(Stored data)
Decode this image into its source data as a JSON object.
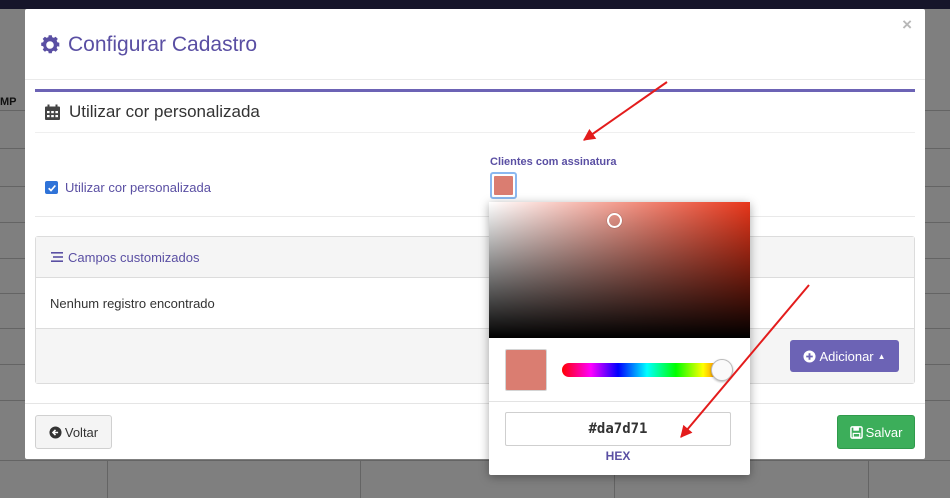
{
  "background": {
    "column_header": "MP"
  },
  "modal": {
    "title": "Configurar Cadastro",
    "close_label": "×",
    "section": {
      "title": "Utilizar cor personalizada",
      "checkbox_label": "Utilizar cor personalizada",
      "checkbox_checked": true,
      "color_field_label": "Clientes com assinatura",
      "color_value": "#da7d71"
    },
    "custom_fields": {
      "title": "Campos customizados",
      "empty_message": "Nenhum registro encontrado",
      "add_button": "Adicionar"
    },
    "footer": {
      "back_button": "Voltar",
      "save_button": "Salvar"
    }
  },
  "color_picker": {
    "hex_value": "#da7d71",
    "mode_label": "HEX"
  },
  "colors": {
    "accent": "#6c63b5",
    "title": "#5a4fa3",
    "selected_color": "#da7d71",
    "save": "#3cae5a",
    "checkbox": "#2f73d8",
    "arrow": "#e31c1c"
  },
  "icons": [
    "gear-icon",
    "calendar-icon",
    "check-icon",
    "list-icon",
    "plus-circle-icon",
    "caret-up-icon",
    "arrow-left-circle-icon",
    "save-icon"
  ]
}
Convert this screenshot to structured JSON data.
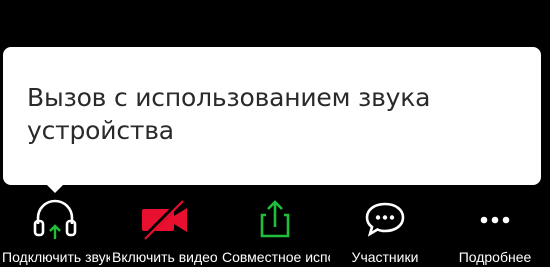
{
  "tooltip": {
    "line1": "Вызов с использованием звука",
    "line2": "устройства"
  },
  "toolbar": {
    "items": [
      {
        "label": "Подключить звук",
        "icon": "headphones-icon"
      },
      {
        "label": "Включить видео",
        "icon": "video-off-icon"
      },
      {
        "label": "Совместное использование",
        "icon": "share-icon"
      },
      {
        "label": "Участники",
        "icon": "participants-chat-icon"
      },
      {
        "label": "Подробнее",
        "icon": "more-icon"
      }
    ]
  },
  "colors": {
    "background": "#000000",
    "tooltip_bg": "#ffffff",
    "accent_green": "#1fbe3b",
    "video_red": "#e8102e"
  }
}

What is being asked: From the records above, pick out and copy each line holding the word "title".

Task answer:
    "title": "Configurar Cadastro",
      "title": "Utilizar cor personalizada",
      "title": "Campos customizados",
    "title": "#5a4fa3",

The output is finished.